## WORK TO BE COMPLETED
Output every line below exactly.

## SUPPLIED MATERIAL

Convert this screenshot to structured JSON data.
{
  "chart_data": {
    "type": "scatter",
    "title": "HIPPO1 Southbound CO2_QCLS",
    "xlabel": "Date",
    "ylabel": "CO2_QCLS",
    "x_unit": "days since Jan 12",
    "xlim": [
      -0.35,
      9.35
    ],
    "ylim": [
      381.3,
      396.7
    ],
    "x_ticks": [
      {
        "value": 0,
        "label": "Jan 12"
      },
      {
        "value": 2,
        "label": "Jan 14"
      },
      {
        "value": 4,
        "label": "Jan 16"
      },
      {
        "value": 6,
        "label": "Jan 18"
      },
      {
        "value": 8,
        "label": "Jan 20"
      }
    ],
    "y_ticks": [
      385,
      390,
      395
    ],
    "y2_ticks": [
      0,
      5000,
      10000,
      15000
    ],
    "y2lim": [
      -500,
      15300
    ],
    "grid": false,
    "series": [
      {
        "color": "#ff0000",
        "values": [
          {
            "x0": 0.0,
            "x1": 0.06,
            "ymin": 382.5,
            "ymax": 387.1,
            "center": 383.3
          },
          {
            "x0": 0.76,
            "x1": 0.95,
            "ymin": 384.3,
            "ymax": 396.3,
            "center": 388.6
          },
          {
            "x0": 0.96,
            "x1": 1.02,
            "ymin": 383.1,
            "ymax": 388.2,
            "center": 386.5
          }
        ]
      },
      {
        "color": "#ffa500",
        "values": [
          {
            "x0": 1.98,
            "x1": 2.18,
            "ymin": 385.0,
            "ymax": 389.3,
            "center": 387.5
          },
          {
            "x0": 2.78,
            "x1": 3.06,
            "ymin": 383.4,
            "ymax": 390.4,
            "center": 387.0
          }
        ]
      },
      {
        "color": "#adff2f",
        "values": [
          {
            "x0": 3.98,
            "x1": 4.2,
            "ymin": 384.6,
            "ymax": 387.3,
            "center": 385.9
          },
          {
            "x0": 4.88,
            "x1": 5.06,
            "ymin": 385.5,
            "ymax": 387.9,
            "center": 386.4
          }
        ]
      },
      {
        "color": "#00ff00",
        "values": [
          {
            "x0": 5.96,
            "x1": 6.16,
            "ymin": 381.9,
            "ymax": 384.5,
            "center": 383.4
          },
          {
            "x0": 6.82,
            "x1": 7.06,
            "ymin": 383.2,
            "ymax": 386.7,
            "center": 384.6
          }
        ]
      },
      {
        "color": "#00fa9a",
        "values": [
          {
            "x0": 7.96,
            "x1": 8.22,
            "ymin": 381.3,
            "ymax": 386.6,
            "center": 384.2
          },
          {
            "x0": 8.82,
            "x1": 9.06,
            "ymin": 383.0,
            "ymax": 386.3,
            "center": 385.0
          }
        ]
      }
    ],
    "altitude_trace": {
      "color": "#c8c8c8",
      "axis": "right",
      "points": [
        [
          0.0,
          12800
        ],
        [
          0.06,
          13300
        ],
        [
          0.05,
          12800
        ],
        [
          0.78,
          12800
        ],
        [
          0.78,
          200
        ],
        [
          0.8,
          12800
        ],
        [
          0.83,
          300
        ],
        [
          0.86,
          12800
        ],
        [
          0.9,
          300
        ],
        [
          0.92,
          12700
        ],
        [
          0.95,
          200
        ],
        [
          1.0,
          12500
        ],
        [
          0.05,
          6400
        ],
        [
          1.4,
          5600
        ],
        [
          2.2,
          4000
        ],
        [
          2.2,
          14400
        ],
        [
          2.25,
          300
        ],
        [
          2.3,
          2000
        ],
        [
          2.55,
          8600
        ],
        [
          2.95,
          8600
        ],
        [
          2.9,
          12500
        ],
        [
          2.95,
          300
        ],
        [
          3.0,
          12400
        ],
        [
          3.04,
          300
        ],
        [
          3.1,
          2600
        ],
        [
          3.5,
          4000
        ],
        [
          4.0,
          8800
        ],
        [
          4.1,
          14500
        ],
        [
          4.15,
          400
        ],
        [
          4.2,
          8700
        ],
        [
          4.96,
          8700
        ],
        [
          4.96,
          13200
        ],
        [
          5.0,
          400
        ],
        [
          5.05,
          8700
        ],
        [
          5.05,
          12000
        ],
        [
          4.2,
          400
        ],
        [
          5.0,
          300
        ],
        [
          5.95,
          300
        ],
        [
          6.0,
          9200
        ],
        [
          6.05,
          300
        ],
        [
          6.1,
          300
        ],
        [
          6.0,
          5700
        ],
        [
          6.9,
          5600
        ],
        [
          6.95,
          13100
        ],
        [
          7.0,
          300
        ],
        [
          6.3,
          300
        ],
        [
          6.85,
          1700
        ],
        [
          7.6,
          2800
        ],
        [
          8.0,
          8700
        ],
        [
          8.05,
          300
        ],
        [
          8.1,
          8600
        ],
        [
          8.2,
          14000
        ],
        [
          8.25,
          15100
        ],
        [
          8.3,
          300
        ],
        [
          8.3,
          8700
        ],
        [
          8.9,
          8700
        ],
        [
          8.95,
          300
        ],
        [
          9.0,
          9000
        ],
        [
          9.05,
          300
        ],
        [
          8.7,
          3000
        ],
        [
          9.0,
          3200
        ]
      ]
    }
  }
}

## REPLY
Convert this screenshot to structured JSON data.
{
  "chart_data": {
    "type": "scatter",
    "title": "HIPPO1 Southbound CO2_QCLS",
    "xlabel": "Date",
    "ylabel": "CO2_QCLS",
    "x_unit": "days since Jan 12",
    "xlim": [
      -0.35,
      9.35
    ],
    "ylim": [
      381.3,
      396.7
    ],
    "x_ticks": [
      {
        "value": 0,
        "label": "Jan 12"
      },
      {
        "value": 2,
        "label": "Jan 14"
      },
      {
        "value": 4,
        "label": "Jan 16"
      },
      {
        "value": 6,
        "label": "Jan 18"
      },
      {
        "value": 8,
        "label": "Jan 20"
      }
    ],
    "y_ticks": [
      385,
      390,
      395
    ],
    "y2_ticks": [
      0,
      5000,
      10000,
      15000
    ],
    "y2lim": [
      -500,
      15300
    ],
    "grid": false,
    "series": [
      {
        "color": "#ff0000",
        "values": [
          {
            "x0": 0.0,
            "x1": 0.06,
            "ymin": 382.5,
            "ymax": 387.1,
            "center": 383.3
          },
          {
            "x0": 0.76,
            "x1": 0.95,
            "ymin": 384.3,
            "ymax": 396.3,
            "center": 388.6
          },
          {
            "x0": 0.96,
            "x1": 1.02,
            "ymin": 383.1,
            "ymax": 388.2,
            "center": 386.5
          }
        ]
      },
      {
        "color": "#ffa500",
        "values": [
          {
            "x0": 1.98,
            "x1": 2.18,
            "ymin": 385.0,
            "ymax": 389.3,
            "center": 387.5
          },
          {
            "x0": 2.78,
            "x1": 3.06,
            "ymin": 383.4,
            "ymax": 390.4,
            "center": 387.0
          }
        ]
      },
      {
        "color": "#adff2f",
        "values": [
          {
            "x0": 3.98,
            "x1": 4.2,
            "ymin": 384.6,
            "ymax": 387.3,
            "center": 385.9
          },
          {
            "x0": 4.88,
            "x1": 5.06,
            "ymin": 385.5,
            "ymax": 387.9,
            "center": 386.4
          }
        ]
      },
      {
        "color": "#00ff00",
        "values": [
          {
            "x0": 5.96,
            "x1": 6.16,
            "ymin": 381.9,
            "ymax": 384.5,
            "center": 383.4
          },
          {
            "x0": 6.82,
            "x1": 7.06,
            "ymin": 383.2,
            "ymax": 386.7,
            "center": 384.6
          }
        ]
      },
      {
        "color": "#00fa9a",
        "values": [
          {
            "x0": 7.96,
            "x1": 8.22,
            "ymin": 381.3,
            "ymax": 386.6,
            "center": 384.2
          },
          {
            "x0": 8.82,
            "x1": 9.06,
            "ymin": 383.0,
            "ymax": 386.3,
            "center": 385.0
          }
        ]
      }
    ],
    "altitude_trace": {
      "color": "#c8c8c8",
      "axis": "right",
      "points": [
        [
          0.0,
          12800
        ],
        [
          0.06,
          13300
        ],
        [
          0.05,
          12800
        ],
        [
          0.78,
          12800
        ],
        [
          0.78,
          200
        ],
        [
          0.8,
          12800
        ],
        [
          0.83,
          300
        ],
        [
          0.86,
          12800
        ],
        [
          0.9,
          300
        ],
        [
          0.92,
          12700
        ],
        [
          0.95,
          200
        ],
        [
          1.0,
          12500
        ],
        [
          0.05,
          6400
        ],
        [
          1.4,
          5600
        ],
        [
          2.2,
          4000
        ],
        [
          2.2,
          14400
        ],
        [
          2.25,
          300
        ],
        [
          2.3,
          2000
        ],
        [
          2.55,
          8600
        ],
        [
          2.95,
          8600
        ],
        [
          2.9,
          12500
        ],
        [
          2.95,
          300
        ],
        [
          3.0,
          12400
        ],
        [
          3.04,
          300
        ],
        [
          3.1,
          2600
        ],
        [
          3.5,
          4000
        ],
        [
          4.0,
          8800
        ],
        [
          4.1,
          14500
        ],
        [
          4.15,
          400
        ],
        [
          4.2,
          8700
        ],
        [
          4.96,
          8700
        ],
        [
          4.96,
          13200
        ],
        [
          5.0,
          400
        ],
        [
          5.05,
          8700
        ],
        [
          5.05,
          12000
        ],
        [
          4.2,
          400
        ],
        [
          5.0,
          300
        ],
        [
          5.95,
          300
        ],
        [
          6.0,
          9200
        ],
        [
          6.05,
          300
        ],
        [
          6.1,
          300
        ],
        [
          6.0,
          5700
        ],
        [
          6.9,
          5600
        ],
        [
          6.95,
          13100
        ],
        [
          7.0,
          300
        ],
        [
          6.3,
          300
        ],
        [
          6.85,
          1700
        ],
        [
          7.6,
          2800
        ],
        [
          8.0,
          8700
        ],
        [
          8.05,
          300
        ],
        [
          8.1,
          8600
        ],
        [
          8.2,
          14000
        ],
        [
          8.25,
          15100
        ],
        [
          8.3,
          300
        ],
        [
          8.3,
          8700
        ],
        [
          8.9,
          8700
        ],
        [
          8.95,
          300
        ],
        [
          9.0,
          9000
        ],
        [
          9.05,
          300
        ],
        [
          8.7,
          3000
        ],
        [
          9.0,
          3200
        ]
      ]
    }
  }
}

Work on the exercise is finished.